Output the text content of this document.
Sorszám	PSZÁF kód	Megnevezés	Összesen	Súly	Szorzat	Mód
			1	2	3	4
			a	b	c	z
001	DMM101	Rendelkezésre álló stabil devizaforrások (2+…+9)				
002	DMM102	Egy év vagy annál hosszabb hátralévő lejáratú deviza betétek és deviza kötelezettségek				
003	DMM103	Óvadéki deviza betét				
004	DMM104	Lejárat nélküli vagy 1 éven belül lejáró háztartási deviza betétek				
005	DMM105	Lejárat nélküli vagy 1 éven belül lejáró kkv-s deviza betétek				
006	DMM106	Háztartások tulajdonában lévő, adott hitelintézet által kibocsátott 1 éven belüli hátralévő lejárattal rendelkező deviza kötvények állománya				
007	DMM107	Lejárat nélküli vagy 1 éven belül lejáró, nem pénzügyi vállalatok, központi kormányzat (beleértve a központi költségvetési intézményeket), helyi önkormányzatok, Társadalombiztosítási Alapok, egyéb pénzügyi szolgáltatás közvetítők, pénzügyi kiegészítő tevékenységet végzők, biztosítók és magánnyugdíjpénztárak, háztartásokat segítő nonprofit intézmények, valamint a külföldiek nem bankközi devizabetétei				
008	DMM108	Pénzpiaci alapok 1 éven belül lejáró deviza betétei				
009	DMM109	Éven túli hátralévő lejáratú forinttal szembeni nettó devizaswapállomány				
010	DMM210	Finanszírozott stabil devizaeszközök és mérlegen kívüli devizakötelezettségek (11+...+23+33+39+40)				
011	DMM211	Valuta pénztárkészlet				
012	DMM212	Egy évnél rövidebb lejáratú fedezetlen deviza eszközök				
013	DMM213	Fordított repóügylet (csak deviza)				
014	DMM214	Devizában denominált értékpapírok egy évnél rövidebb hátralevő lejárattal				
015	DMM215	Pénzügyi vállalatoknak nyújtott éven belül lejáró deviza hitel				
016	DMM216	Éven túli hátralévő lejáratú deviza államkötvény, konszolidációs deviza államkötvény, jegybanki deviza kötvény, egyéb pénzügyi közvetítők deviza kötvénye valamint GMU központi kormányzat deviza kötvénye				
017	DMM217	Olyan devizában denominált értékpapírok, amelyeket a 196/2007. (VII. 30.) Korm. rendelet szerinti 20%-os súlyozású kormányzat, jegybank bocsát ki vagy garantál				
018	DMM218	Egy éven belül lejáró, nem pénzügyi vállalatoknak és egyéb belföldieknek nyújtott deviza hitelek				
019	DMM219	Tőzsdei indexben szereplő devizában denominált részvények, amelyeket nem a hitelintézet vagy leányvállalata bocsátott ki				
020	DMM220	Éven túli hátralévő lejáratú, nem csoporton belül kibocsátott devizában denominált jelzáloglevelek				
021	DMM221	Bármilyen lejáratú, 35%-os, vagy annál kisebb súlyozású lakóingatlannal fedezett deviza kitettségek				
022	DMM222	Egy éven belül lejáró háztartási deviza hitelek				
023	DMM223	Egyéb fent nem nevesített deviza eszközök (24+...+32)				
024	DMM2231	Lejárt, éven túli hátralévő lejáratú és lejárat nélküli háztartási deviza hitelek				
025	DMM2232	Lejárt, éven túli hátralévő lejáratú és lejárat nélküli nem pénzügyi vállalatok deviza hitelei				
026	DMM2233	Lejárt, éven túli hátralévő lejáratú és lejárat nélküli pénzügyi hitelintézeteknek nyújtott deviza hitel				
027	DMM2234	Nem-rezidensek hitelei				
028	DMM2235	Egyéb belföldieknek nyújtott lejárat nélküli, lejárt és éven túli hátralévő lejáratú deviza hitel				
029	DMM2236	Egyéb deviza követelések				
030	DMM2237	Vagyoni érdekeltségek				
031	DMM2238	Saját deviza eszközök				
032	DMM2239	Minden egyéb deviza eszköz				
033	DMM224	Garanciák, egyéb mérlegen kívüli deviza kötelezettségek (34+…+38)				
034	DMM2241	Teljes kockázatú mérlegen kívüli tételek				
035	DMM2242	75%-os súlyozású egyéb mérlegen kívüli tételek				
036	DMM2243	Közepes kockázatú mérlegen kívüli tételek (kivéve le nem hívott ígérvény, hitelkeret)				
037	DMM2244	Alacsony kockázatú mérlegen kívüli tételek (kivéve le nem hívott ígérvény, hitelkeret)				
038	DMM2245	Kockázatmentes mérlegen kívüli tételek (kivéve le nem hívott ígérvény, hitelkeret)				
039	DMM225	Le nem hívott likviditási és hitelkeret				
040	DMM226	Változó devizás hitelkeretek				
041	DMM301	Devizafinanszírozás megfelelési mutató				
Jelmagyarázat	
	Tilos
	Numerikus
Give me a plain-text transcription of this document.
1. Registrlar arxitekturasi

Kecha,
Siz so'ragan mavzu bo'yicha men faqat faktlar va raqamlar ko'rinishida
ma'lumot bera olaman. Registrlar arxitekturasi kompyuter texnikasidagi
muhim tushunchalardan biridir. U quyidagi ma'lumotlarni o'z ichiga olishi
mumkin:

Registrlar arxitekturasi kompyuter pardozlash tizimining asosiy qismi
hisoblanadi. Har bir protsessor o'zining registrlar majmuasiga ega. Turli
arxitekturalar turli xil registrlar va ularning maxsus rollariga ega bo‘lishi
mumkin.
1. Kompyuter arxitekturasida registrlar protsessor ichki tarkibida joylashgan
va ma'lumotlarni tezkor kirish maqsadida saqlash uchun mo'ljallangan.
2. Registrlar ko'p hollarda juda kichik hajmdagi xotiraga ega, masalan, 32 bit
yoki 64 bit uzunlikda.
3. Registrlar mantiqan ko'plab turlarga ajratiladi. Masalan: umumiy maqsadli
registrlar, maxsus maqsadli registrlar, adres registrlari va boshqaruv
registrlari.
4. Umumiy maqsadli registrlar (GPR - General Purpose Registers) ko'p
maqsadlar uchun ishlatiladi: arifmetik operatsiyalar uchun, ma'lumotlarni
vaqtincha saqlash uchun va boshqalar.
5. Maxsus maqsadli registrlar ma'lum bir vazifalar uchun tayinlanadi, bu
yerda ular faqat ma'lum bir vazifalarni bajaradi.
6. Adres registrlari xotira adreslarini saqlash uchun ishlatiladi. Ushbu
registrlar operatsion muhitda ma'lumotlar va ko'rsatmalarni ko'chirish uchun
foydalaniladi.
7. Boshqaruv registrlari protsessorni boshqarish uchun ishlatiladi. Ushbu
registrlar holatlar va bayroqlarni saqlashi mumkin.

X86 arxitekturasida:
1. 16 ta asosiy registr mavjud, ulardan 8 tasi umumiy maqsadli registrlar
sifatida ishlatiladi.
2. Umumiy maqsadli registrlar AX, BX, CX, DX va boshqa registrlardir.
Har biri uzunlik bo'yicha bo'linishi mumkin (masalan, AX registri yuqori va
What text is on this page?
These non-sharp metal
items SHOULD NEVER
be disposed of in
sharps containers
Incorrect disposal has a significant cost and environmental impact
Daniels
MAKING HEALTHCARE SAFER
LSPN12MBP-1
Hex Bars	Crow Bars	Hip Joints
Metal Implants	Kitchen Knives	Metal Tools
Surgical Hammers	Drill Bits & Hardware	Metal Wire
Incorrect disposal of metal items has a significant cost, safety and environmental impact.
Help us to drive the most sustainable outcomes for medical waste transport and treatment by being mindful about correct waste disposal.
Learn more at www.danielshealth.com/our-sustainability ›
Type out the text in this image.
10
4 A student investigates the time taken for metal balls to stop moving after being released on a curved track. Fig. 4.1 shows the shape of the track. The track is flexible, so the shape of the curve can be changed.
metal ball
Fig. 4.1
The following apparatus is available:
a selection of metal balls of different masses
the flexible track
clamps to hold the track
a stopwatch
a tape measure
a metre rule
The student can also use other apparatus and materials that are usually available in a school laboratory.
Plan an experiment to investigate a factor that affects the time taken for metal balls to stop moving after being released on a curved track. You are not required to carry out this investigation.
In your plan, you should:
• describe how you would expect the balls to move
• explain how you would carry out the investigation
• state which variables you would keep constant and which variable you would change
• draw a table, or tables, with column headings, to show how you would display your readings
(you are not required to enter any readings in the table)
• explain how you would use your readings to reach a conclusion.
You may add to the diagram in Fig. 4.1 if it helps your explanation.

- **SHORT EXERCISE**
Report the number of lines in the listing where the string "nyújtott" appears, and nothing besides.

- **CORRECT OUTPUT**
4